* _Short task_: Search the listing below for the string "GPTs와" and show each line that contains it.

--- Start Records ---

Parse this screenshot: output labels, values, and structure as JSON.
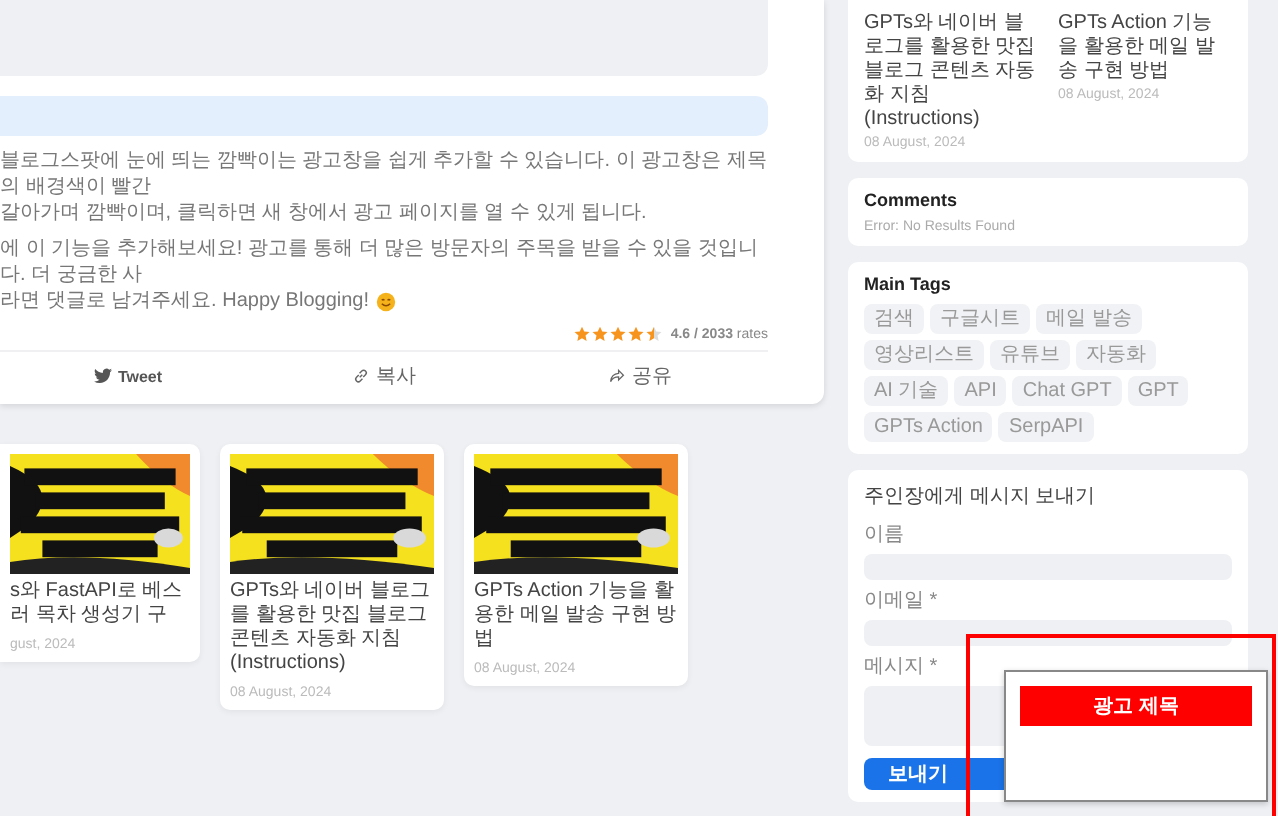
{
  "article": {
    "paragraphs": [
      [
        "블로그스팟에 눈에 띄는 깜빡이는 광고창을 쉽게 추가할 수 있습니다. 이 광고창은 제목의 배경색이 빨간",
        "갈아가며 깜빡이며, 클릭하면 새 창에서 광고 페이지를 열 수 있게 됩니다."
      ],
      [
        "에 이 기능을 추가해보세요! 광고를 통해 더 많은 방문자의 주목을 받을 수 있을 것입니다. 더 궁금한 사",
        "라면 댓글로 남겨주세요. Happy Blogging!"
      ]
    ],
    "rating": {
      "stars": 4.5,
      "text": "**4.6 / 2033** rates"
    },
    "share_buttons": [
      {
        "kind": "tweet",
        "label": "Tweet"
      },
      {
        "kind": "copy",
        "label": "복사"
      },
      {
        "kind": "share",
        "label": "공유"
      }
    ]
  },
  "related_posts": [
    {
      "kind": "clipped",
      "title_lines": [
        "s와 FastAPI로 베스",
        "러 목차 생성기 구"
      ],
      "date": "gust, 2024"
    },
    {
      "kind": "full",
      "title": "GPTs와 네이버 블로그를 활용한 맛집 블로그 콘텐츠 자동화 지침 (Instructions)",
      "date": "08 August, 2024"
    },
    {
      "kind": "full",
      "title": "GPTs Action 기능을 활용한 메일 발송 구현 방법",
      "date": "08 August, 2024"
    }
  ],
  "sidebar": {
    "recent_posts": [
      {
        "title": "GPTs와 네이버 블로그를 활용한 맛집 블로그 콘텐츠 자동화 지침 (Instructions)",
        "date": "08 August, 2024"
      },
      {
        "title": "GPTs Action 기능을 활용한 메일 발송 구현 방법",
        "date": "08 August, 2024"
      }
    ],
    "comments": {
      "title": "Comments",
      "message": "Error: No Results Found"
    },
    "tags": {
      "title": "Main Tags",
      "items": [
        "검색",
        "구글시트",
        "메일 발송",
        "영상리스트",
        "유튜브",
        "자동화",
        "AI 기술",
        "API",
        "Chat GPT",
        "GPT",
        "GPTs Action",
        "SerpAPI"
      ]
    },
    "contact_form": {
      "title": "주인장에게 메시지 보내기",
      "fields": [
        {
          "kind": "input",
          "label": "이름"
        },
        {
          "kind": "input",
          "label": "이메일 *"
        },
        {
          "kind": "textarea",
          "label": "메시지 *"
        }
      ],
      "submit": "보내기"
    }
  },
  "ad_popup": {
    "button": "광고 제목"
  }
}
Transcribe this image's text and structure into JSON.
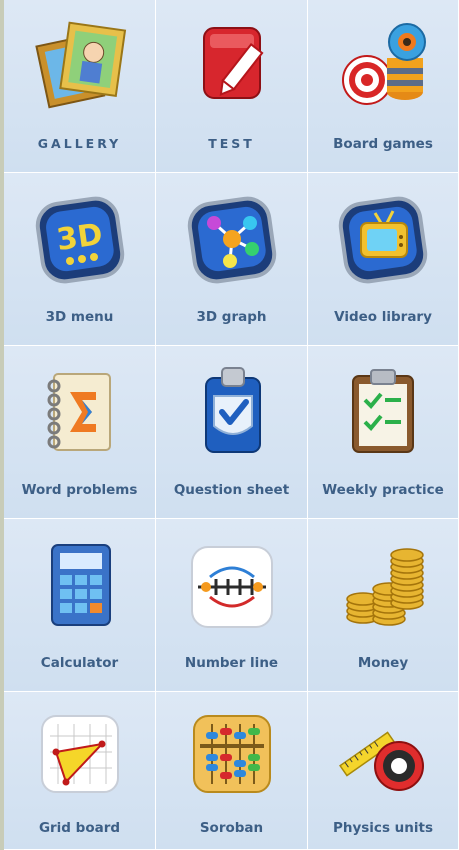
{
  "tiles": [
    {
      "label": "GALLERY",
      "icon": "gallery-icon"
    },
    {
      "label": "TEST",
      "icon": "test-icon"
    },
    {
      "label": "Board games",
      "icon": "board-games-icon"
    },
    {
      "label": "3D menu",
      "icon": "3d-menu-icon"
    },
    {
      "label": "3D graph",
      "icon": "3d-graph-icon"
    },
    {
      "label": "Video library",
      "icon": "video-library-icon"
    },
    {
      "label": "Word problems",
      "icon": "word-problems-icon"
    },
    {
      "label": "Question sheet",
      "icon": "question-sheet-icon"
    },
    {
      "label": "Weekly practice",
      "icon": "weekly-practice-icon"
    },
    {
      "label": "Calculator",
      "icon": "calculator-icon"
    },
    {
      "label": "Number line",
      "icon": "number-line-icon"
    },
    {
      "label": "Money",
      "icon": "money-icon"
    },
    {
      "label": "Grid board",
      "icon": "grid-board-icon"
    },
    {
      "label": "Soroban",
      "icon": "soroban-icon"
    },
    {
      "label": "Physics units",
      "icon": "physics-units-icon"
    }
  ],
  "colors": {
    "label": "#3d5f86",
    "tile_bg": "#d6e4f2",
    "border": "#ffffff"
  }
}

--- End Records ---

* _Written reply_:
      "title": "GPTs와 네이버 블로그를 활용한 맛집 블로그 콘텐츠 자동화 지침 (Instructions)",
        "title": "GPTs와 네이버 블로그를 활용한 맛집 블로그 콘텐츠 자동화 지침 (Instructions)",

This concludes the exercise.